▸ **INSTRUCTION**:
List all lines in the material below that contain "name".

▸ **DATASET RECORDS**:

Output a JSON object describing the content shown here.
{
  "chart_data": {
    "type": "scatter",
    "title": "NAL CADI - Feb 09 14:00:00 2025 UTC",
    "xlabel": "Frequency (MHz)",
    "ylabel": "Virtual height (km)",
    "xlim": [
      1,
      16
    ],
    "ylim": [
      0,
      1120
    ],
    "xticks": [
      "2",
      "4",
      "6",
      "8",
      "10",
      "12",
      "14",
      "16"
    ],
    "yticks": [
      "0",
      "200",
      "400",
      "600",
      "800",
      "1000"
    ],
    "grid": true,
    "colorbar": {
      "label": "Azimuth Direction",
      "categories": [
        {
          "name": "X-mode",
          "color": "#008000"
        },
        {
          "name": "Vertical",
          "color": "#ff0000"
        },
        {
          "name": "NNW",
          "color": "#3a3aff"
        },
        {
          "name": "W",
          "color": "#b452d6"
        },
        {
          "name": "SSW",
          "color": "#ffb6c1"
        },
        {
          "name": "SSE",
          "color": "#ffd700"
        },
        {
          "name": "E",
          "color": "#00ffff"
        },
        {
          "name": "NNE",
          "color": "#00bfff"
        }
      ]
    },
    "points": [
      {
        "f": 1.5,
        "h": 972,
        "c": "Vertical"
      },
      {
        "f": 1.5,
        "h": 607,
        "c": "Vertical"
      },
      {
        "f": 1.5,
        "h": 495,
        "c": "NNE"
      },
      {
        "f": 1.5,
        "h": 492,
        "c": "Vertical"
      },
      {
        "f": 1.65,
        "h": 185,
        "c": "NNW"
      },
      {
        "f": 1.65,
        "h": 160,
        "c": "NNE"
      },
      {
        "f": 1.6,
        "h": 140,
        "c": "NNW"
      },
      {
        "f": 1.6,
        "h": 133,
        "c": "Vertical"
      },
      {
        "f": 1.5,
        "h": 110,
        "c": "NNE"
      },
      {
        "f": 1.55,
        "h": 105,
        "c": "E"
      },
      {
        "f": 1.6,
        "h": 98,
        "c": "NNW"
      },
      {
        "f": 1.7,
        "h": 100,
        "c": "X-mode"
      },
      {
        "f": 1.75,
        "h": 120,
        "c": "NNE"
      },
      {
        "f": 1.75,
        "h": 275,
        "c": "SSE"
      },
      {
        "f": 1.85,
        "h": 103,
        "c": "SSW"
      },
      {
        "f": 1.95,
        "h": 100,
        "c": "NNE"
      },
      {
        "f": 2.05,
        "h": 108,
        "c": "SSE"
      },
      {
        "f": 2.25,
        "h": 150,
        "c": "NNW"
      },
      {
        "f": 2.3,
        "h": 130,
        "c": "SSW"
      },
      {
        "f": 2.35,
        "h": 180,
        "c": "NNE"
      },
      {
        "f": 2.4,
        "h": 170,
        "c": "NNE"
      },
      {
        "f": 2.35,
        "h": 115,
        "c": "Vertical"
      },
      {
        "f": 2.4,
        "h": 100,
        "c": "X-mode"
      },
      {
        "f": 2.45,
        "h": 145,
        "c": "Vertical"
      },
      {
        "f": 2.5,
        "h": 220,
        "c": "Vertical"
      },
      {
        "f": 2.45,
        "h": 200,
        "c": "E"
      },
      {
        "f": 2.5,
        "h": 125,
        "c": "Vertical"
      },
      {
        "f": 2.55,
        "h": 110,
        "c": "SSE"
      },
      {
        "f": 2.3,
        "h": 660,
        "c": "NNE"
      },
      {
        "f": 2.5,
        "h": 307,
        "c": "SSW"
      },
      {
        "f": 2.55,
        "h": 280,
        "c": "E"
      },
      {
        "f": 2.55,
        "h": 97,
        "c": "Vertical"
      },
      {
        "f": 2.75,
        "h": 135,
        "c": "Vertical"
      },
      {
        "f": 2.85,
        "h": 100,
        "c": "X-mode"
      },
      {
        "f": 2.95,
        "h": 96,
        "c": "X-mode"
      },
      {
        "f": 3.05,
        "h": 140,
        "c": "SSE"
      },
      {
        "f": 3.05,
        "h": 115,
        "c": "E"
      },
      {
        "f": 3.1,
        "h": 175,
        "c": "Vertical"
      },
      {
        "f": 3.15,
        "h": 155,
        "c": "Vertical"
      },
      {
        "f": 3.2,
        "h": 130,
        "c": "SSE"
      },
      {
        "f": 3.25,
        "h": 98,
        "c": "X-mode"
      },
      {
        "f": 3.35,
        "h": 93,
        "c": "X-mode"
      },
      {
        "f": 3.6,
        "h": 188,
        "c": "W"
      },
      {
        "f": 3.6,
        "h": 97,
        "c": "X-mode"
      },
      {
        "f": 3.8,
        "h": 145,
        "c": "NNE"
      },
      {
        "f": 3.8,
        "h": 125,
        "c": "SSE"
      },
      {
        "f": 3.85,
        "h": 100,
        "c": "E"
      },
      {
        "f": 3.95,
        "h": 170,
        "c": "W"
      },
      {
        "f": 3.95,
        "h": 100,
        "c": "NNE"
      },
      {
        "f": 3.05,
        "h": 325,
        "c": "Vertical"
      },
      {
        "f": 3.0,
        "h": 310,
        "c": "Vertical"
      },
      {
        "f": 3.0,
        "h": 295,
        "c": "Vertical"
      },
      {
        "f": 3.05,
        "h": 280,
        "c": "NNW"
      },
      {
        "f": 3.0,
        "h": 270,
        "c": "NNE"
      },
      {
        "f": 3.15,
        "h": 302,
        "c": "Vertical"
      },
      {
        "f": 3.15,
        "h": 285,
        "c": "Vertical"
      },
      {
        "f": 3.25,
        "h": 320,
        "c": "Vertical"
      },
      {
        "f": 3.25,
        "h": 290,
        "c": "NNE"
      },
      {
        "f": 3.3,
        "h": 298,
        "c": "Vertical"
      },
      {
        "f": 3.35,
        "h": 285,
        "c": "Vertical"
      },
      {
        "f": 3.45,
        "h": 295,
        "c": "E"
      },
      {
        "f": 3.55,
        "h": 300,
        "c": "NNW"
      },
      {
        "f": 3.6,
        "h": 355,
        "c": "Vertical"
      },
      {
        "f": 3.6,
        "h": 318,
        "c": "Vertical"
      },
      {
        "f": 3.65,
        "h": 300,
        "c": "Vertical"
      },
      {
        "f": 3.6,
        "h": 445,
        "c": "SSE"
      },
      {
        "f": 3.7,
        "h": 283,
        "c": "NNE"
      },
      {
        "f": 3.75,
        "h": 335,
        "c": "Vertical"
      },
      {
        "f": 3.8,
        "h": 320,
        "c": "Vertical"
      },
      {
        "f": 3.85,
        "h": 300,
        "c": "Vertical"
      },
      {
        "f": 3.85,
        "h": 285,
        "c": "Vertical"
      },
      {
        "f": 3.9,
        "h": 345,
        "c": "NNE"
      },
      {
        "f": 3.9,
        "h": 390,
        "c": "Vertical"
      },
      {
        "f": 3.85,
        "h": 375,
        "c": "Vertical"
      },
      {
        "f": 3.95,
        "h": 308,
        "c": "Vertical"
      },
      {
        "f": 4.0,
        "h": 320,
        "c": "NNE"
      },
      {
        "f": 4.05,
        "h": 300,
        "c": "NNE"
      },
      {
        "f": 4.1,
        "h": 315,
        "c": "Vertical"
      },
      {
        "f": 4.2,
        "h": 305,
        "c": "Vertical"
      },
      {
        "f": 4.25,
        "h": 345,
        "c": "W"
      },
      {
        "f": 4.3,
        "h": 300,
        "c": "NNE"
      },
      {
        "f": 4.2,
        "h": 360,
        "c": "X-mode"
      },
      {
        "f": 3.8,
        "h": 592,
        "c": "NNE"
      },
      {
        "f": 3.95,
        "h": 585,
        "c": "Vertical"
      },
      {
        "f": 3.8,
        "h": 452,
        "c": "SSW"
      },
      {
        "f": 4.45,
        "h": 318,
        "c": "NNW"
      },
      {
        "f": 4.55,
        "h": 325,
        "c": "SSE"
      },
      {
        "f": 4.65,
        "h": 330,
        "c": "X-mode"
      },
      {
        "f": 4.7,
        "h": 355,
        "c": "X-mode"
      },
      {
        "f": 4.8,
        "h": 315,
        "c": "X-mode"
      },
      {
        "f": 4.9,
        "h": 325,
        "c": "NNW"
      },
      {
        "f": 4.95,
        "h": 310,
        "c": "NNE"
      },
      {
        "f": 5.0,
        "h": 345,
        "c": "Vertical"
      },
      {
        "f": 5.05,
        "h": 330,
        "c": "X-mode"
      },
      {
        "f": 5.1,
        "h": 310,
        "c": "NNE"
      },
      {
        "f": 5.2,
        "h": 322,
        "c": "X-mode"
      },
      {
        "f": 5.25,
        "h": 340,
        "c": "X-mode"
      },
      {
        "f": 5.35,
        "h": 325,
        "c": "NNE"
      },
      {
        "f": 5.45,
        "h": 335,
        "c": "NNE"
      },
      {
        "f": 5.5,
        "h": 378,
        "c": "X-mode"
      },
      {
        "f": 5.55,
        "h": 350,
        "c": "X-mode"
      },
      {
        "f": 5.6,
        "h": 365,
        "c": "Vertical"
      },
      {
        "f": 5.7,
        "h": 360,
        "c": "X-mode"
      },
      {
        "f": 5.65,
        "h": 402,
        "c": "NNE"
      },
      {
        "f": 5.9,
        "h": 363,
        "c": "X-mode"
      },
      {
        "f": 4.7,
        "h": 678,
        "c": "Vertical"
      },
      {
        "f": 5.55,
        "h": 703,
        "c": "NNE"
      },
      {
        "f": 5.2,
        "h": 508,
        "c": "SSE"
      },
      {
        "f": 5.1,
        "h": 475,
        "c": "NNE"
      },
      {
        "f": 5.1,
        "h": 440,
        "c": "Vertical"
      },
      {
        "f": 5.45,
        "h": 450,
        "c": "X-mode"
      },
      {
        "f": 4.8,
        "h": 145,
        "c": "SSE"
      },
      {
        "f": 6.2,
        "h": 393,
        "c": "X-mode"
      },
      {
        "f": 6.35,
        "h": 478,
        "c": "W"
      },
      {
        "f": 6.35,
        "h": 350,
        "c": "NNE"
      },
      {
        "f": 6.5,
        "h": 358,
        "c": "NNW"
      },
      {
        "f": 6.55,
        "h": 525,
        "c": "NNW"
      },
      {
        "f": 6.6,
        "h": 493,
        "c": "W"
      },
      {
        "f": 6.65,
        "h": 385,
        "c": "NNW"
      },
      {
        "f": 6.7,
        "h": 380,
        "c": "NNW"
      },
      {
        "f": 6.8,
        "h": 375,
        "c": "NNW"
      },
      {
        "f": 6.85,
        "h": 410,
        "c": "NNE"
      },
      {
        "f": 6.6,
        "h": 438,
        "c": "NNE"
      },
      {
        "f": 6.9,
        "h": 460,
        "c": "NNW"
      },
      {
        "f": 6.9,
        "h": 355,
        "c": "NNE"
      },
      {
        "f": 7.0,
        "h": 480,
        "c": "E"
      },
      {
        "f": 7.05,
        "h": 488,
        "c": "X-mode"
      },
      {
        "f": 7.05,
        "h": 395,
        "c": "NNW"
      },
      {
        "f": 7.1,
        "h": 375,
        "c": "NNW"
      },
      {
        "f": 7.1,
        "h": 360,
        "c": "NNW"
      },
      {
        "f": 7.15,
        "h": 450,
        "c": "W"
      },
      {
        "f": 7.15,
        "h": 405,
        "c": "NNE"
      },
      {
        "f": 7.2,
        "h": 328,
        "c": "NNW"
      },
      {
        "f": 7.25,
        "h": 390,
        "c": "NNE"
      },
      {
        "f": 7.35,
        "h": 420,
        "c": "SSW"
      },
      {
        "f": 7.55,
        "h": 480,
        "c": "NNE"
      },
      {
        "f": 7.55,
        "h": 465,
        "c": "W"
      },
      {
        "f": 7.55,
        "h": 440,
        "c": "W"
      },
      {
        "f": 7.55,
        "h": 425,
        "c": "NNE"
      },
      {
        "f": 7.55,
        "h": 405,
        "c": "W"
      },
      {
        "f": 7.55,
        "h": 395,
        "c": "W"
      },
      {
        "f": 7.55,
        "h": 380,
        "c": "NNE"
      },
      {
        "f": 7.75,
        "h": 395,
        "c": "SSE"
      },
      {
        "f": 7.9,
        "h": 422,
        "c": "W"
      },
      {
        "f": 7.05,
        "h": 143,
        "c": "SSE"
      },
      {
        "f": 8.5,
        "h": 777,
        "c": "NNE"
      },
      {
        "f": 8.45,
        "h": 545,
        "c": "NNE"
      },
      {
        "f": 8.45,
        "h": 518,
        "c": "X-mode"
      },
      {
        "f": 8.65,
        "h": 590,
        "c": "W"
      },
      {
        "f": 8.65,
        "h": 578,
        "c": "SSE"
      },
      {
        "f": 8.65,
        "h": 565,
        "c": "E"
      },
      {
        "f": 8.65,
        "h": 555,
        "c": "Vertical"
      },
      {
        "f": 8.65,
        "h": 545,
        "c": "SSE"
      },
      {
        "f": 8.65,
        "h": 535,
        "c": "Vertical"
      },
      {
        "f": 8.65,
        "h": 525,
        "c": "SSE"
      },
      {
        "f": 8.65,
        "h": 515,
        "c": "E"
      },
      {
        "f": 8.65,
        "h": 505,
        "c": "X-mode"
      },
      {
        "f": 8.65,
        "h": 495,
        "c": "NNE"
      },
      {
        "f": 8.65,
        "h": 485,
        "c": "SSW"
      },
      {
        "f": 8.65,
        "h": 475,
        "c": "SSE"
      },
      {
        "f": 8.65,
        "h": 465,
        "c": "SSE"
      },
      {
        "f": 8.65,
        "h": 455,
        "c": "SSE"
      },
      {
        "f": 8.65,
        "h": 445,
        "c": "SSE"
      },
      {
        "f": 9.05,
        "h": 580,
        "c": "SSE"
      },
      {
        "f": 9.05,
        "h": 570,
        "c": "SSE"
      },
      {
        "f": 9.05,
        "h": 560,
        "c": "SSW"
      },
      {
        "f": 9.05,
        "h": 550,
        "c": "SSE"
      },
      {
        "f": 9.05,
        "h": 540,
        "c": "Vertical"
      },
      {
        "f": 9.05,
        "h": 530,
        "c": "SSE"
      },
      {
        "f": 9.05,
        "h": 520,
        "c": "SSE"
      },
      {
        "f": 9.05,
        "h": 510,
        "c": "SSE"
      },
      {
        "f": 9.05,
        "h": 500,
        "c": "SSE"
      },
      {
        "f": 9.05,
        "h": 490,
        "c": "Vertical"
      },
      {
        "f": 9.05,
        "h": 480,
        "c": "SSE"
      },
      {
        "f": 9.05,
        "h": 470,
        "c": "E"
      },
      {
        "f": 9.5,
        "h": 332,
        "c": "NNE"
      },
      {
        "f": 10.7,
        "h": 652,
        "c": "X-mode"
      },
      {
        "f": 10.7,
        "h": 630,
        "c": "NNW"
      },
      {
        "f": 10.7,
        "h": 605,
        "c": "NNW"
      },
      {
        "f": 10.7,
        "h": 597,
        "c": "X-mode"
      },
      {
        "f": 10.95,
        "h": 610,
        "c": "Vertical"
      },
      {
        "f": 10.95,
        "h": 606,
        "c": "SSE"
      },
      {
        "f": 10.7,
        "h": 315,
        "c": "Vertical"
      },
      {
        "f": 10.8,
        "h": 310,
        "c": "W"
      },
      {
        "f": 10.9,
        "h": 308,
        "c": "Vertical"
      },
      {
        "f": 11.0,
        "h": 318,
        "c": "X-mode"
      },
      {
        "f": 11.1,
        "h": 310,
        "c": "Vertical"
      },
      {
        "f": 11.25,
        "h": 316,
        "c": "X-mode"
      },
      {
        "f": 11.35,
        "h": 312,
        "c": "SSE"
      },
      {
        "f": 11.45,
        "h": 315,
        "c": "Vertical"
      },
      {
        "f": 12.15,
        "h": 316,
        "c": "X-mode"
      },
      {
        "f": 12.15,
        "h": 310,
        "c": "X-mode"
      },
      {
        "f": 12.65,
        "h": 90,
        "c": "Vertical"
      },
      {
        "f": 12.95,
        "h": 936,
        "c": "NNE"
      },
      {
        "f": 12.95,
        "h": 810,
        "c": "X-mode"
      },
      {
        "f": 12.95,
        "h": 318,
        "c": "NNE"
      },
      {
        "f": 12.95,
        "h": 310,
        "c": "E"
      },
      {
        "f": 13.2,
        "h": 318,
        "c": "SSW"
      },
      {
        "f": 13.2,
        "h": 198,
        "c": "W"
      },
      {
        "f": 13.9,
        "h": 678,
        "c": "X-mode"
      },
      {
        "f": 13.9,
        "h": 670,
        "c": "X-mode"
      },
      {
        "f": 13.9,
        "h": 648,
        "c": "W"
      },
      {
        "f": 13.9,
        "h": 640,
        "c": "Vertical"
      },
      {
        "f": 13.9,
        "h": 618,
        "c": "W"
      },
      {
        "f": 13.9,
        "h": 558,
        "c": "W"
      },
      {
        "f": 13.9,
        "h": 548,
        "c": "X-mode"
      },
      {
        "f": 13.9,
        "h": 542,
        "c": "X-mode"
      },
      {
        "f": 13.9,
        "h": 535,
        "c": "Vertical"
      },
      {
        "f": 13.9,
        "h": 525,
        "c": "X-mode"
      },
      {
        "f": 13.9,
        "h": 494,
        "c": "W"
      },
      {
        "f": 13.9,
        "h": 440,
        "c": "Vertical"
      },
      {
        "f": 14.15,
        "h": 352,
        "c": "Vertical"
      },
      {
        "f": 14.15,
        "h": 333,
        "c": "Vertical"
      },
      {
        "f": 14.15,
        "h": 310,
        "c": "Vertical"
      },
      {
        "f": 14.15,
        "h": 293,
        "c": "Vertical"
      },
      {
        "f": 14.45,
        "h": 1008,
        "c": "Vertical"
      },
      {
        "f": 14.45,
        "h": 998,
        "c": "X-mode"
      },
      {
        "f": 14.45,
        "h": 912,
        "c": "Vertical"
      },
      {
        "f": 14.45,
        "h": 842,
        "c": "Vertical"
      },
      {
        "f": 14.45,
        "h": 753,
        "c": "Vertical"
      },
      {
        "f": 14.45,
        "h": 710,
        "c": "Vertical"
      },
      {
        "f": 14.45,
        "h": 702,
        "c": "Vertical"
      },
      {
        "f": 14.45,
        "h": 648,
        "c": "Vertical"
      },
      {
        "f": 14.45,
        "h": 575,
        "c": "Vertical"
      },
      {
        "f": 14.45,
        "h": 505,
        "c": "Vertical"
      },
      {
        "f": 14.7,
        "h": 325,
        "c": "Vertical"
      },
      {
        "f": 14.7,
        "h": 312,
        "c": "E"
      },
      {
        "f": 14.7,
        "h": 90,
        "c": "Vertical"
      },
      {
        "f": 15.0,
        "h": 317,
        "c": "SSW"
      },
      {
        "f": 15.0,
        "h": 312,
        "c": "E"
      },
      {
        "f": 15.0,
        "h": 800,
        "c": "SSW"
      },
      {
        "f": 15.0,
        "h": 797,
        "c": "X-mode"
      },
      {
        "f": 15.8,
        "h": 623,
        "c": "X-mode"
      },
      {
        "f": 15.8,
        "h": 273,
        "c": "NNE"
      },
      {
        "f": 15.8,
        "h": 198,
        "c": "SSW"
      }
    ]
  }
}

▸ **RESPONSE TO THE TASK**:
          "name": "X-mode",
          "name": "Vertical",
          "name": "NNW",
          "name": "W",
          "name": "SSW",
          "name": "SSE",
          "name": "E",
          "name": "NNE",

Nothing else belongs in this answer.